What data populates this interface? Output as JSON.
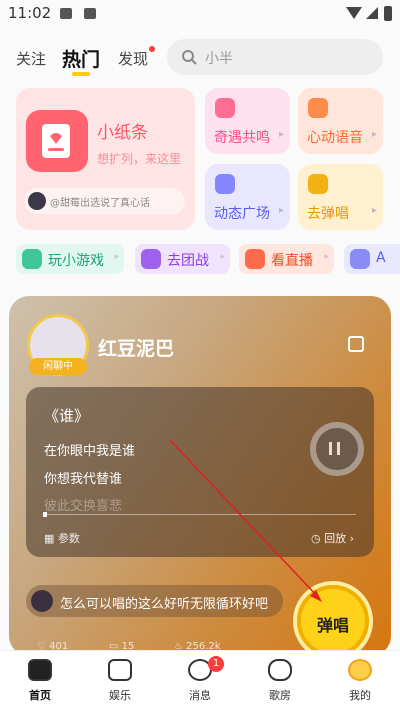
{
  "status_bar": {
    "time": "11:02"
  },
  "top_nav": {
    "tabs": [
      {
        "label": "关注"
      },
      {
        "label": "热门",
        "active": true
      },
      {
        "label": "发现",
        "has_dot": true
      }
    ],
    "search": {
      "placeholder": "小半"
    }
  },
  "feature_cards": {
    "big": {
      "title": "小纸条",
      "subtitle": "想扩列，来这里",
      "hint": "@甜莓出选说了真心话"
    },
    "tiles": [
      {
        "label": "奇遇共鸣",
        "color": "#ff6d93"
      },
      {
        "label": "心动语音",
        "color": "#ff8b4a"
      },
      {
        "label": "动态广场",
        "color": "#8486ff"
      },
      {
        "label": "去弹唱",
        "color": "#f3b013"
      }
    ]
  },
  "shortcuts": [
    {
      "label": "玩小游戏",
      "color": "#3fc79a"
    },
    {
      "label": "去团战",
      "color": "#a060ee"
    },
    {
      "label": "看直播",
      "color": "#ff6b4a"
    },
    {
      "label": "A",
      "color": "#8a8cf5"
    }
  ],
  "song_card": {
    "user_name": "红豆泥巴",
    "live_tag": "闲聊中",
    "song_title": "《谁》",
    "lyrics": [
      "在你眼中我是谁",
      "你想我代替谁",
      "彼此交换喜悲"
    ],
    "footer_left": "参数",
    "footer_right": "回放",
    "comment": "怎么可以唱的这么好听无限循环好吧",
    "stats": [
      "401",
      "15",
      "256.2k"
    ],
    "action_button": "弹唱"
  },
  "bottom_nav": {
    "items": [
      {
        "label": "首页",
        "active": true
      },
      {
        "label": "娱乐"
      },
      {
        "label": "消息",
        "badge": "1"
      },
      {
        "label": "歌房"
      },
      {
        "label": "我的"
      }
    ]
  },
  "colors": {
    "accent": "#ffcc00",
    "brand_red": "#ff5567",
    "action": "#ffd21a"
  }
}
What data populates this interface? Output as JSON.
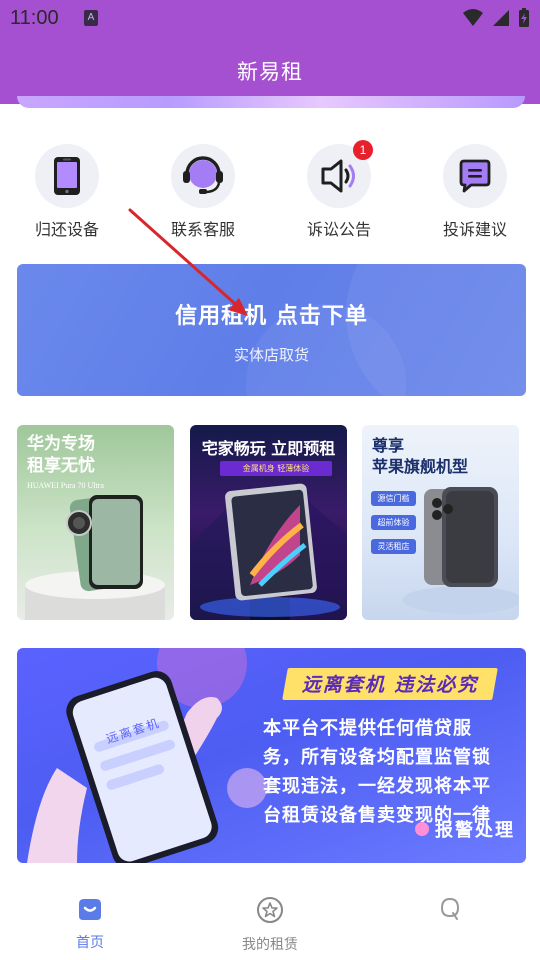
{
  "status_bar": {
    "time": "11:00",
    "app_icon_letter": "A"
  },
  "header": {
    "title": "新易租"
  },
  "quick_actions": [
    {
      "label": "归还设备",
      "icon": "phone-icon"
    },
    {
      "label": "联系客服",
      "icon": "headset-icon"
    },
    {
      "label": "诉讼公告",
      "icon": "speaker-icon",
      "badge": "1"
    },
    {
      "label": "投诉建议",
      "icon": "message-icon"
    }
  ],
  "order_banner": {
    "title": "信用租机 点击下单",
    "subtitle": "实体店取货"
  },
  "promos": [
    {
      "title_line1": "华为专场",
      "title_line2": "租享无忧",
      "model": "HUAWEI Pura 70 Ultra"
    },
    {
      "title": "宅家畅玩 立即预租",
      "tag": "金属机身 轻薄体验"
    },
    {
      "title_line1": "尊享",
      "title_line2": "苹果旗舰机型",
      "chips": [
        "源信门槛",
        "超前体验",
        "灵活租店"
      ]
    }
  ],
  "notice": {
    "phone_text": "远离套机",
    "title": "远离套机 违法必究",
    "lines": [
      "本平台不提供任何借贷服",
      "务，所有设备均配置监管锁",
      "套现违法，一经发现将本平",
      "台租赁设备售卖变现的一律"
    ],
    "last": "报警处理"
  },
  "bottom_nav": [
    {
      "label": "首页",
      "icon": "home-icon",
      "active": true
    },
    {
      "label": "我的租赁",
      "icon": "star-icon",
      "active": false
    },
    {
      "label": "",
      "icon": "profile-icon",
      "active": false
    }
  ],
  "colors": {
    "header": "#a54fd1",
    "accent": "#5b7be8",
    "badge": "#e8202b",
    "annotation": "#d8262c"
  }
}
...
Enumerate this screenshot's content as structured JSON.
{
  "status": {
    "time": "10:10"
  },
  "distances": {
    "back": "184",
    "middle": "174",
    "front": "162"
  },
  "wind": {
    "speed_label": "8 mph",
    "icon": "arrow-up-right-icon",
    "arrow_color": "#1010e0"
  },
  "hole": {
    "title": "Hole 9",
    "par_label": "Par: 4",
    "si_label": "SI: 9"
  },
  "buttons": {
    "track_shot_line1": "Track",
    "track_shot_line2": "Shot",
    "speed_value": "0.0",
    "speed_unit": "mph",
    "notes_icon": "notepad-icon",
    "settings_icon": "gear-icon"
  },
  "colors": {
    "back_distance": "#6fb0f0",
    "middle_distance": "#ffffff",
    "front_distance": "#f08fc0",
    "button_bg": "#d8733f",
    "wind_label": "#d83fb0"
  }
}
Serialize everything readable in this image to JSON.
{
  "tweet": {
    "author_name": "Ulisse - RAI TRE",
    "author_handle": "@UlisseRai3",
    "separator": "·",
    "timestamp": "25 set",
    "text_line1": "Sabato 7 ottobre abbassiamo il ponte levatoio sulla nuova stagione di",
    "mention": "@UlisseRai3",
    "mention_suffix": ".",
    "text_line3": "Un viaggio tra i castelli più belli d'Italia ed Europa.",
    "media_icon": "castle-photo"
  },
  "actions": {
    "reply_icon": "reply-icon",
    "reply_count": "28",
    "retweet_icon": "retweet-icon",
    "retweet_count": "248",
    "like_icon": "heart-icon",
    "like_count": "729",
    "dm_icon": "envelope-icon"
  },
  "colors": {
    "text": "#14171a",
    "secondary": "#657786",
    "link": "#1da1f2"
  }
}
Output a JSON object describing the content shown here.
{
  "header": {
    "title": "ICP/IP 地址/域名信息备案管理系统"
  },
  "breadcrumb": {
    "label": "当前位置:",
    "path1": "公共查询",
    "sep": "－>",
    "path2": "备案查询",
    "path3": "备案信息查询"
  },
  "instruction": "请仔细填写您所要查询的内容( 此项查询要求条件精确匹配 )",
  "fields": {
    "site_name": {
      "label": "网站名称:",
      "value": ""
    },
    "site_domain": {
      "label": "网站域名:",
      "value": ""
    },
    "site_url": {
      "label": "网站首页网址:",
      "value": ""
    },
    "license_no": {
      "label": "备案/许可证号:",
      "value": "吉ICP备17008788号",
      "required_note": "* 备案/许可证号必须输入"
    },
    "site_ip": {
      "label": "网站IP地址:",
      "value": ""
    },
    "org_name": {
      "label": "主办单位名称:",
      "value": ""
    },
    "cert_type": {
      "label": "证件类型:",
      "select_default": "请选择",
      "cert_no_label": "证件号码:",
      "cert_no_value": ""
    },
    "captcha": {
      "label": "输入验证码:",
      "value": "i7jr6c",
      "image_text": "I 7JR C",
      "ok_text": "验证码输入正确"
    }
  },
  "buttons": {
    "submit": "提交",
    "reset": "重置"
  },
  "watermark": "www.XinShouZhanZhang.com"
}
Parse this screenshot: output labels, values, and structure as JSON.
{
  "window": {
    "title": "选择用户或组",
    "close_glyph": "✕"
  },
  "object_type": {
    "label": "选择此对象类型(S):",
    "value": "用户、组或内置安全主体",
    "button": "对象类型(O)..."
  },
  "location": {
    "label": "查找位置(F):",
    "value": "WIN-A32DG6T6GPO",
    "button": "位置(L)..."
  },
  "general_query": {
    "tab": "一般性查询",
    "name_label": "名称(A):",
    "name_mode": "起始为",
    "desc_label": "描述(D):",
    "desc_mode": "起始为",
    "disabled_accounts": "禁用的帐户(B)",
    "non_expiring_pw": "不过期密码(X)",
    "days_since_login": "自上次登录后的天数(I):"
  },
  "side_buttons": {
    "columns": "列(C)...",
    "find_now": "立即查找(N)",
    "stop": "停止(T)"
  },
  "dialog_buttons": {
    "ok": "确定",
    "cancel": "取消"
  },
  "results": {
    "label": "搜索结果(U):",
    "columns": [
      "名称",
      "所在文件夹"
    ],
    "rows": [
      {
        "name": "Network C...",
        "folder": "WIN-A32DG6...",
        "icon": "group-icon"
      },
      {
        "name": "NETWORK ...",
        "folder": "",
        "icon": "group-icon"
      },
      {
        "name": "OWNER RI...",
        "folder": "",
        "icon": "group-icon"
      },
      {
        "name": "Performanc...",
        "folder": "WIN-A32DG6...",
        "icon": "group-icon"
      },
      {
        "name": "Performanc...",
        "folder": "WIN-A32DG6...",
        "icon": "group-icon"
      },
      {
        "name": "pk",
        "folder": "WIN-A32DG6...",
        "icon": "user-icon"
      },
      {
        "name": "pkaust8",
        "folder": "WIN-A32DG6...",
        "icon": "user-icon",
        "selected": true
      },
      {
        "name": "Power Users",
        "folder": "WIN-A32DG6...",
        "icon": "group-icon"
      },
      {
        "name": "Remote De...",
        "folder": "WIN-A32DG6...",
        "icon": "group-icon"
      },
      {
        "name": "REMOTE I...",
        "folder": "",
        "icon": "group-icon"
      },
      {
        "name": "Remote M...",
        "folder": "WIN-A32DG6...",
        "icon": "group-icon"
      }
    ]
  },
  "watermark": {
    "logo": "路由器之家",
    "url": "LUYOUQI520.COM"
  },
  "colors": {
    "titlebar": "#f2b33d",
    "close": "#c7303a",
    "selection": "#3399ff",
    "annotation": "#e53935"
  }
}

Goal
Of the lines in the records, how many contain the word "JSON"? Answer with the number and nothing else.

Output for this exercise
6